• _What needs to be done_
Search the data for the string "国际经济与贸易" and extract every line where it appears.

========

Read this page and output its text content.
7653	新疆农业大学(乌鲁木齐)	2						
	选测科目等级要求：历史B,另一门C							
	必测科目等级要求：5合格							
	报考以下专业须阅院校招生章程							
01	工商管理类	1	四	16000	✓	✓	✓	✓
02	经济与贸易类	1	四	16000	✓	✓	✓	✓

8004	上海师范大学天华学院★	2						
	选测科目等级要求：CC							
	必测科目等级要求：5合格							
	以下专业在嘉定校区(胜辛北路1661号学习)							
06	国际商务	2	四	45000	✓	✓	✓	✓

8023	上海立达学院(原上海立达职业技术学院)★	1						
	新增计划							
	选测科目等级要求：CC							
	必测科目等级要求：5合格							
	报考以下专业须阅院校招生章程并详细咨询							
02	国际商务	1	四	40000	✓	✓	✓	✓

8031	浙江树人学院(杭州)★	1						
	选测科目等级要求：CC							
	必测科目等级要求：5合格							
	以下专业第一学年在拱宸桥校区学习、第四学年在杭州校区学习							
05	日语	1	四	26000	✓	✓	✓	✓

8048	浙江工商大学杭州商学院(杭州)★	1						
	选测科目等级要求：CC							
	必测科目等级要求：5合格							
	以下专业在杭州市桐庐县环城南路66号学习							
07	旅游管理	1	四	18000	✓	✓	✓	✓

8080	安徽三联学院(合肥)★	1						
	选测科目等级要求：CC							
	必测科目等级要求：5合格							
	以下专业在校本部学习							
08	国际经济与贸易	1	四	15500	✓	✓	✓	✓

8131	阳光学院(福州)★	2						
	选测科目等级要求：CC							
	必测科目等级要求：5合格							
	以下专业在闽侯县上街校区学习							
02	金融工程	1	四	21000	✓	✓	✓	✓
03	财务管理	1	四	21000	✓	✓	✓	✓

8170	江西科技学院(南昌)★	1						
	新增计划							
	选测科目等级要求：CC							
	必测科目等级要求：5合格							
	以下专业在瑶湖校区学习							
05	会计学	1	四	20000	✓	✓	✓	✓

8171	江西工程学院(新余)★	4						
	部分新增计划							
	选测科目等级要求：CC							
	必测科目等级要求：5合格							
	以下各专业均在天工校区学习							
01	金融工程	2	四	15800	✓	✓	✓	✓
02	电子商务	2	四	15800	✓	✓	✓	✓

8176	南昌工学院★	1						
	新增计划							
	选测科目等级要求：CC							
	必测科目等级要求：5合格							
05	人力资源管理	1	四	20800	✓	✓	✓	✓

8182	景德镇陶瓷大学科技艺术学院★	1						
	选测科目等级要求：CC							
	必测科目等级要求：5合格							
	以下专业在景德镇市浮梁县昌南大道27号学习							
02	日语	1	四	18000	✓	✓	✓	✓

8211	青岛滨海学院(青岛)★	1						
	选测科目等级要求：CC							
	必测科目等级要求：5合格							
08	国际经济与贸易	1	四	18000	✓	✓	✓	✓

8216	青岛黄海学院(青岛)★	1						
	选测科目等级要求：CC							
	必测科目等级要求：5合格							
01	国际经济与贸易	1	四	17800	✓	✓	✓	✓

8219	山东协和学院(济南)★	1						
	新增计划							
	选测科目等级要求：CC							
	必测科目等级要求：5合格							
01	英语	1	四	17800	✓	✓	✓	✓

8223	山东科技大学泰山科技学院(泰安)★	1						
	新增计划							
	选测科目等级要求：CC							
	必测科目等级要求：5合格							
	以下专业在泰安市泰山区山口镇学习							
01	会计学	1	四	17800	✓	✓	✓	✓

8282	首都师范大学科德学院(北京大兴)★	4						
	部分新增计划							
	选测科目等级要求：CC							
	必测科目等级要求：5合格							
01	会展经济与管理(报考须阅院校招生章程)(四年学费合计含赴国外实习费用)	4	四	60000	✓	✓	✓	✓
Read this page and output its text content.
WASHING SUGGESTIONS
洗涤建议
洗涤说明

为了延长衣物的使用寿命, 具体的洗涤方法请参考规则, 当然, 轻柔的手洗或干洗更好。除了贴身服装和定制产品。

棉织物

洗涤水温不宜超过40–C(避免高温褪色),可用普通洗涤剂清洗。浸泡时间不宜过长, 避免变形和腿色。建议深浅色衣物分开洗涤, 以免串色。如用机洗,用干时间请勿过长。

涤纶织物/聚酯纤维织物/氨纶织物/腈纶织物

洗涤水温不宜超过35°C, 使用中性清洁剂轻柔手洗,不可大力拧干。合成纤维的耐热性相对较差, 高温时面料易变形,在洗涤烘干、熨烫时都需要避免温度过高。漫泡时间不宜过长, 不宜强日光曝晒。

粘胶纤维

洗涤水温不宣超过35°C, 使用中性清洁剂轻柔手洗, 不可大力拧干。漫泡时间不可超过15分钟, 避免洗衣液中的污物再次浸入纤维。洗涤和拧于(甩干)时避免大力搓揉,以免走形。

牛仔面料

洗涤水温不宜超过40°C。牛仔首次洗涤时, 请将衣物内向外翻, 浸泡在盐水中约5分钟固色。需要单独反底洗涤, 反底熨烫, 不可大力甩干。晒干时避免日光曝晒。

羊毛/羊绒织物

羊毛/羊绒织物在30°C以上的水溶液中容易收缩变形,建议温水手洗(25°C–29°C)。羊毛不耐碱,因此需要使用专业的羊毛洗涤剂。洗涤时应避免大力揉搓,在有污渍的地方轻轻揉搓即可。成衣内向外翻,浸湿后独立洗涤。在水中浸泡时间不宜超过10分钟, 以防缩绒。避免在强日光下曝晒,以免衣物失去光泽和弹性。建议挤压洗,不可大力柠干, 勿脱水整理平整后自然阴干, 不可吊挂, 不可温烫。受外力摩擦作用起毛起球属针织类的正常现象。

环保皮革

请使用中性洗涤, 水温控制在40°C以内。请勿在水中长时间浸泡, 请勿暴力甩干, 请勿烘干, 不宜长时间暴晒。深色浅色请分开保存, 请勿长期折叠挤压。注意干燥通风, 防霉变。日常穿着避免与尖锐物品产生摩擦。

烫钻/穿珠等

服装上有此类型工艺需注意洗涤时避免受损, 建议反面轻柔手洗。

========

• _Solution_
08	国际经济与贸易	1	四	15500	✓	✓	✓	✓
08	国际经济与贸易	1	四	18000	✓	✓	✓	✓
01	国际经济与贸易	1	四	17800	✓	✓	✓	✓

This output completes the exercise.